**GIVEN REQUEST**
Go through the entries below and copy each line containing the word "Поэтому".

====

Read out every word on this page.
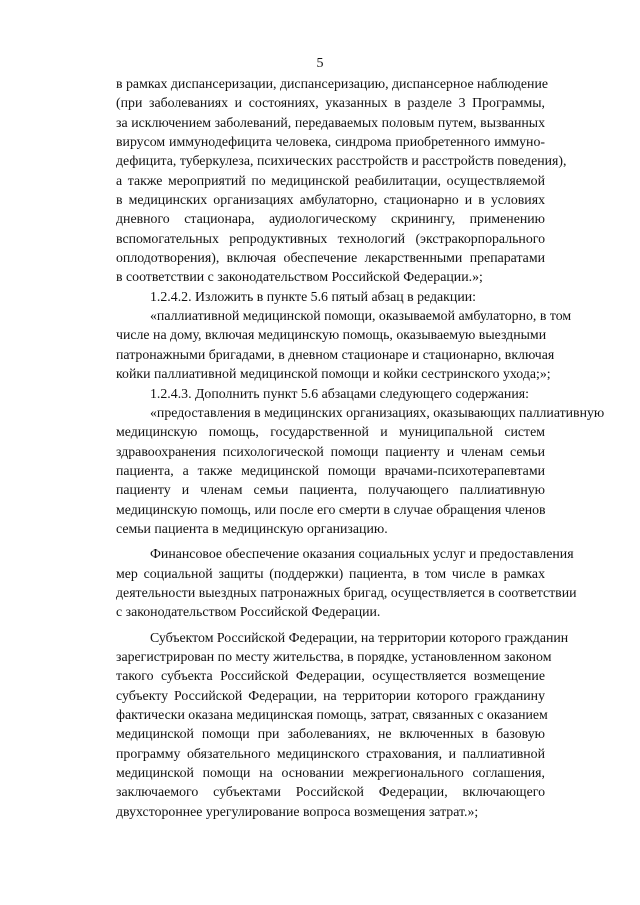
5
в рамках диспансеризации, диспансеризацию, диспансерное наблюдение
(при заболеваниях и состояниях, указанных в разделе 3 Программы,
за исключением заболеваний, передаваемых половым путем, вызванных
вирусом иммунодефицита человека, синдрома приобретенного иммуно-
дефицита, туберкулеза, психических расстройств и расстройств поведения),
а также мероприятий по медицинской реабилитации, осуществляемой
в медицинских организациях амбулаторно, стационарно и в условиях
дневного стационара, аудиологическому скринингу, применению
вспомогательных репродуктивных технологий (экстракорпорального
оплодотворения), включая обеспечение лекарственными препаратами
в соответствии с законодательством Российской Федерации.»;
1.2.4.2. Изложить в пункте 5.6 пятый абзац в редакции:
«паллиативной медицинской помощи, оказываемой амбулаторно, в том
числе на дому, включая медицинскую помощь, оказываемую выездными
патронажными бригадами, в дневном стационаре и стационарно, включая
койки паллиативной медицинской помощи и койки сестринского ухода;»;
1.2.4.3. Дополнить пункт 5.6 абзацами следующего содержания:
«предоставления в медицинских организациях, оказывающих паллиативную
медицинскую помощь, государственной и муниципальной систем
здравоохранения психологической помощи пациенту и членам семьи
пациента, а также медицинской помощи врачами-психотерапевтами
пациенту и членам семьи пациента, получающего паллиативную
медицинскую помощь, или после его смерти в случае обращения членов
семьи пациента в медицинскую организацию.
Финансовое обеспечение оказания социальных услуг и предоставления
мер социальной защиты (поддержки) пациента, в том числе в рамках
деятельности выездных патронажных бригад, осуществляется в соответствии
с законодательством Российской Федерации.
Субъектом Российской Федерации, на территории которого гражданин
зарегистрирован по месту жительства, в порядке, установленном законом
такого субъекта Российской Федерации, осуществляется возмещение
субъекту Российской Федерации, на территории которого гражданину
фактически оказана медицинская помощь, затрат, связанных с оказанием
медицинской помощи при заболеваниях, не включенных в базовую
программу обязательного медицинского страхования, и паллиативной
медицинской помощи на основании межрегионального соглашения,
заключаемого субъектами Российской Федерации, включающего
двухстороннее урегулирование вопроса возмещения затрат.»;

====

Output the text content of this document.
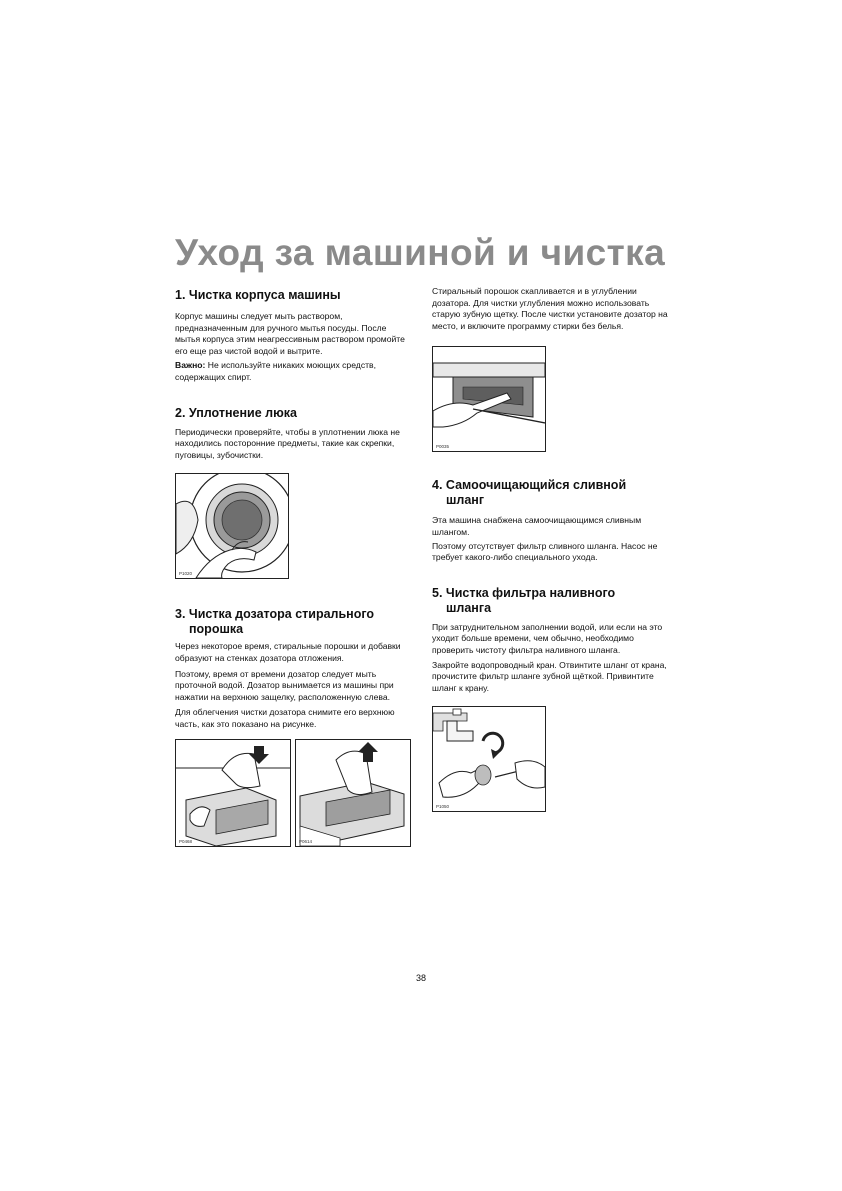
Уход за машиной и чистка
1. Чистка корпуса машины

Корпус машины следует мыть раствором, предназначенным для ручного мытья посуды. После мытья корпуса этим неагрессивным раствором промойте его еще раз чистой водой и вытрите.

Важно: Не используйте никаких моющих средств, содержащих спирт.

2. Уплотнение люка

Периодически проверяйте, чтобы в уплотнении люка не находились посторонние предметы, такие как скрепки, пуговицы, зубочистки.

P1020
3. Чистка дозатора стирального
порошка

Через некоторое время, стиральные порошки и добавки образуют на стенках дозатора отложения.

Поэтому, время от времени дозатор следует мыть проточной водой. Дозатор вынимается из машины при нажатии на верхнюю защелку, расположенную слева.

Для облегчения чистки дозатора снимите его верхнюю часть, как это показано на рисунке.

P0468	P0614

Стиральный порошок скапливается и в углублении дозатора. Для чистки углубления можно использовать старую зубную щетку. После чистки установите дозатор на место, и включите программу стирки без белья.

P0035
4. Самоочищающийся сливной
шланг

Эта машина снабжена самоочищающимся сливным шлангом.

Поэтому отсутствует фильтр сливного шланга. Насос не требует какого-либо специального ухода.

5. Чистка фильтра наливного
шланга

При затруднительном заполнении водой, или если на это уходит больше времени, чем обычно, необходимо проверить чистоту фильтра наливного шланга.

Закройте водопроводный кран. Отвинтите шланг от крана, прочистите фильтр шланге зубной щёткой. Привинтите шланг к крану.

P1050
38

====

**SOLUTION**
Поэтому, время от времени дозатор следует мыть проточной водой. Дозатор вынимается из машины при нажатии на верхнюю защелку, расположенную слева.
Поэтому отсутствует фильтр сливного шланга. Насос не требует какого-либо специального ухода.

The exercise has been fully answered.